* What you should do: Reproduce the entire listing word for word.

* Information given:
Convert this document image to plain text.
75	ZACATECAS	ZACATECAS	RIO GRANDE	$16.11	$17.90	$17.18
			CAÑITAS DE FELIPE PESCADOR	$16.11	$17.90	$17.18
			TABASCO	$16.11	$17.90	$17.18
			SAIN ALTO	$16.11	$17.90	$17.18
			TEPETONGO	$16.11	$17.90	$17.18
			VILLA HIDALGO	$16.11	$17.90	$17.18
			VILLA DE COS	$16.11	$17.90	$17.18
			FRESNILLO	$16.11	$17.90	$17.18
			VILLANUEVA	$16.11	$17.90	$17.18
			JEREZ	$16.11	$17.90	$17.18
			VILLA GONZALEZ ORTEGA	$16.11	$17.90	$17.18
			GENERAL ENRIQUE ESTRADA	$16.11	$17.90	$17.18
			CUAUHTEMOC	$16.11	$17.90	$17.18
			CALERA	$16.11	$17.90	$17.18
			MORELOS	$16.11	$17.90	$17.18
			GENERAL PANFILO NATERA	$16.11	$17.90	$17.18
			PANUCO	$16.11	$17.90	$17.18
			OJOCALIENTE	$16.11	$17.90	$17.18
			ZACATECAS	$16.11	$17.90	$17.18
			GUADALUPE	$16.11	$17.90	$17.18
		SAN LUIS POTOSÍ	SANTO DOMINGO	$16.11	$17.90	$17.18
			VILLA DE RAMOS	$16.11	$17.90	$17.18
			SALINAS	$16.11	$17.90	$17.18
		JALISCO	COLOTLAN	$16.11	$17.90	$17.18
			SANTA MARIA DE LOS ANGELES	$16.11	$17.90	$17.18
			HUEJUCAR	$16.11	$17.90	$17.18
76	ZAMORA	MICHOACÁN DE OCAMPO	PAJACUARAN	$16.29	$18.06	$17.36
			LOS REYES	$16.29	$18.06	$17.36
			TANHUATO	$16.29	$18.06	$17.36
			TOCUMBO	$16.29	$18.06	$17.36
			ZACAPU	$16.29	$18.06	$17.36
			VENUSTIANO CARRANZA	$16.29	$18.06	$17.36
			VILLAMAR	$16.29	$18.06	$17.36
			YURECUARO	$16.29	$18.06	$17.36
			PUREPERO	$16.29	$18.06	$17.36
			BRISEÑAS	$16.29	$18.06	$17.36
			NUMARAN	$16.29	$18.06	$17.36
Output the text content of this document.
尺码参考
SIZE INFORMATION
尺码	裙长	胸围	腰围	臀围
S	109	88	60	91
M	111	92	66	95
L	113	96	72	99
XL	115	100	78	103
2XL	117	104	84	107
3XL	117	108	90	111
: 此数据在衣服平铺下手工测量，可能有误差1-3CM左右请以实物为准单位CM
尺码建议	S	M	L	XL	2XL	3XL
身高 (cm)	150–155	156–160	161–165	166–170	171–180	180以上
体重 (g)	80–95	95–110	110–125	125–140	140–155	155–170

* Task response:
Convert this document image to plain text.
75	ZACATECAS	ZACATECAS	RIO GRANDE	$16.11	$17.90	$17.18
			CAÑITAS DE FELIPE PESCADOR	$16.11	$17.90	$17.18
			TABASCO	$16.11	$17.90	$17.18
			SAIN ALTO	$16.11	$17.90	$17.18
			TEPETONGO	$16.11	$17.90	$17.18
			VILLA HIDALGO	$16.11	$17.90	$17.18
			VILLA DE COS	$16.11	$17.90	$17.18
			FRESNILLO	$16.11	$17.90	$17.18
			VILLANUEVA	$16.11	$17.90	$17.18
			JEREZ	$16.11	$17.90	$17.18
			VILLA GONZALEZ ORTEGA	$16.11	$17.90	$17.18
			GENERAL ENRIQUE ESTRADA	$16.11	$17.90	$17.18
			CUAUHTEMOC	$16.11	$17.90	$17.18
			CALERA	$16.11	$17.90	$17.18
			MORELOS	$16.11	$17.90	$17.18
			GENERAL PANFILO NATERA	$16.11	$17.90	$17.18
			PANUCO	$16.11	$17.90	$17.18
			OJOCALIENTE	$16.11	$17.90	$17.18
			ZACATECAS	$16.11	$17.90	$17.18
			GUADALUPE	$16.11	$17.90	$17.18
		SAN LUIS POTOSÍ	SANTO DOMINGO	$16.11	$17.90	$17.18
			VILLA DE RAMOS	$16.11	$17.90	$17.18
			SALINAS	$16.11	$17.90	$17.18
		JALISCO	COLOTLAN	$16.11	$17.90	$17.18
			SANTA MARIA DE LOS ANGELES	$16.11	$17.90	$17.18
			HUEJUCAR	$16.11	$17.90	$17.18
76	ZAMORA	MICHOACÁN DE OCAMPO	PAJACUARAN	$16.29	$18.06	$17.36
			LOS REYES	$16.29	$18.06	$17.36
			TANHUATO	$16.29	$18.06	$17.36
			TOCUMBO	$16.29	$18.06	$17.36
			ZACAPU	$16.29	$18.06	$17.36
			VENUSTIANO CARRANZA	$16.29	$18.06	$17.36
			VILLAMAR	$16.29	$18.06	$17.36
			YURECUARO	$16.29	$18.06	$17.36
			PUREPERO	$16.29	$18.06	$17.36
			BRISEÑAS	$16.29	$18.06	$17.36
			NUMARAN	$16.29	$18.06	$17.36
Output the text content of this document.
尺码参考
SIZE INFORMATION
尺码	裙长	胸围	腰围	臀围
S	109	88	60	91
M	111	92	66	95
L	113	96	72	99
XL	115	100	78	103
2XL	117	104	84	107
3XL	117	108	90	111
: 此数据在衣服平铺下手工测量，可能有误差1-3CM左右请以实物为准单位CM
尺码建议	S	M	L	XL	2XL	3XL
身高 (cm)	150–155	156–160	161–165	166–170	171–180	180以上
体重 (g)	80–95	95–110	110–125	125–140	140–155	155–170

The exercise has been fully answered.